• **Task prompt**: Which lines of the records below contain the string "actin"? Report each of them.

►

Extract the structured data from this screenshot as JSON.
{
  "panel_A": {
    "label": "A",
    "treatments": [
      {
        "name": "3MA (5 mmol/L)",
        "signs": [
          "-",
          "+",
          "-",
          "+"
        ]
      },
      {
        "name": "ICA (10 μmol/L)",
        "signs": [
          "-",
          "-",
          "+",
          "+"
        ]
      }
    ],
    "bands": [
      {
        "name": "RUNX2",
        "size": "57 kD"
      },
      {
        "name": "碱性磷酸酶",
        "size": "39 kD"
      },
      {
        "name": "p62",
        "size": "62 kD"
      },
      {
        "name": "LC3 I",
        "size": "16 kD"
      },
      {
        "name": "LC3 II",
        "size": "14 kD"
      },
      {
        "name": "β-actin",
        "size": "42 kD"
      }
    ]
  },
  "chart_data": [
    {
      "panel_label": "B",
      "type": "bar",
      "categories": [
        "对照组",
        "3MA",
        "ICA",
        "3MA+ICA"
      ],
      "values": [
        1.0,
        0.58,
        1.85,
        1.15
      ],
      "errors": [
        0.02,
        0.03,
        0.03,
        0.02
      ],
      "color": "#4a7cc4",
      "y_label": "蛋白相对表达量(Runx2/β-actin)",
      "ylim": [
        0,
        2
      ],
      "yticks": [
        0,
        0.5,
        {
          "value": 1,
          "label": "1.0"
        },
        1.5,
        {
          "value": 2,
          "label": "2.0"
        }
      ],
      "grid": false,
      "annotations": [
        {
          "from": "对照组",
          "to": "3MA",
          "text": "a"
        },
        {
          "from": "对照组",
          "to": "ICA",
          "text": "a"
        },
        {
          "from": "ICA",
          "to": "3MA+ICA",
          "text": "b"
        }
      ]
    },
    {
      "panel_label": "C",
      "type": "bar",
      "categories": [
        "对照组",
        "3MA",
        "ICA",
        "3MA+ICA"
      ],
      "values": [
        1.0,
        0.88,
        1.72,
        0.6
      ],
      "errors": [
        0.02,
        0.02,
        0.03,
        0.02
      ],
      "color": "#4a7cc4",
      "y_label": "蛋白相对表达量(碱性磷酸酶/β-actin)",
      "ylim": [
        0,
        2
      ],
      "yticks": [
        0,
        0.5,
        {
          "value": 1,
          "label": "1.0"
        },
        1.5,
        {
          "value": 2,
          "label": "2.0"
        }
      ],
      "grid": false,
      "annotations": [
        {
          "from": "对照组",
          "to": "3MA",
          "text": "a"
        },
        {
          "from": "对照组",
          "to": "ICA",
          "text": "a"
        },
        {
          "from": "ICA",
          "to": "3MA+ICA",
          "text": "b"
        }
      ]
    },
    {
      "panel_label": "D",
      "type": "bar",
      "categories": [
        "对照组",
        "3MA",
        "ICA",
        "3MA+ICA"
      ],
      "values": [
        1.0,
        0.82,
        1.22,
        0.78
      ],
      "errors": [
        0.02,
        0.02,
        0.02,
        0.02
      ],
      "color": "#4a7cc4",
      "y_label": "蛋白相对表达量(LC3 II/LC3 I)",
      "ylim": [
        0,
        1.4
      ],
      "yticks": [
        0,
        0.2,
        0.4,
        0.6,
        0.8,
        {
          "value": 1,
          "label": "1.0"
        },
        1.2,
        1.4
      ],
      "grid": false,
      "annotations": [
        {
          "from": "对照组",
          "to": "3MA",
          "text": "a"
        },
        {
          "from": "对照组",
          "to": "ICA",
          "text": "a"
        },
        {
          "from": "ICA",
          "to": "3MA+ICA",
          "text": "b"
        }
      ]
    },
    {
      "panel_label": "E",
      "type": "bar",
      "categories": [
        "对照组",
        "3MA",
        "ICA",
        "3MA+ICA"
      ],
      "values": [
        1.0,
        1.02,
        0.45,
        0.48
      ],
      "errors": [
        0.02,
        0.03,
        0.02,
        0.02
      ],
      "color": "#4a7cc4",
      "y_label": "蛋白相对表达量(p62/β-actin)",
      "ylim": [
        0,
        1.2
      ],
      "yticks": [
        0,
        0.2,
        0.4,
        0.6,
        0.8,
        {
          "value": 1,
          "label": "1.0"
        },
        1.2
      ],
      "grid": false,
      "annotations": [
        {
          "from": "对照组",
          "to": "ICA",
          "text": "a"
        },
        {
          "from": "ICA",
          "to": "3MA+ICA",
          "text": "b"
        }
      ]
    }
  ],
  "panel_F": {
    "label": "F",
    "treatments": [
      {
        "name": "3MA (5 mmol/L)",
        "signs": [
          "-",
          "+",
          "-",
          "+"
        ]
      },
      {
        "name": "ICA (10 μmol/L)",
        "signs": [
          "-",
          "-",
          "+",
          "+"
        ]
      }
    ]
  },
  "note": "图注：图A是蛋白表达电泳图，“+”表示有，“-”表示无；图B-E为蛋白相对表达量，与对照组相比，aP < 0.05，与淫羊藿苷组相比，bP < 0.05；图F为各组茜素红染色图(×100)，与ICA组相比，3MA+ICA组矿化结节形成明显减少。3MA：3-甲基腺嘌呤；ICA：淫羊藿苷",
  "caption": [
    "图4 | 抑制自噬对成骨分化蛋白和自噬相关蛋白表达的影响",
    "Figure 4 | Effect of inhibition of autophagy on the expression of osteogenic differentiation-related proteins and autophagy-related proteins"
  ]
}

◄

• **Solved problem**:
        "name": "β-actin",
      "y_label": "蛋白相对表达量(Runx2/β-actin)",
      "y_label": "蛋白相对表达量(碱性磷酸酶/β-actin)",
      "y_label": "蛋白相对表达量(p62/β-actin)",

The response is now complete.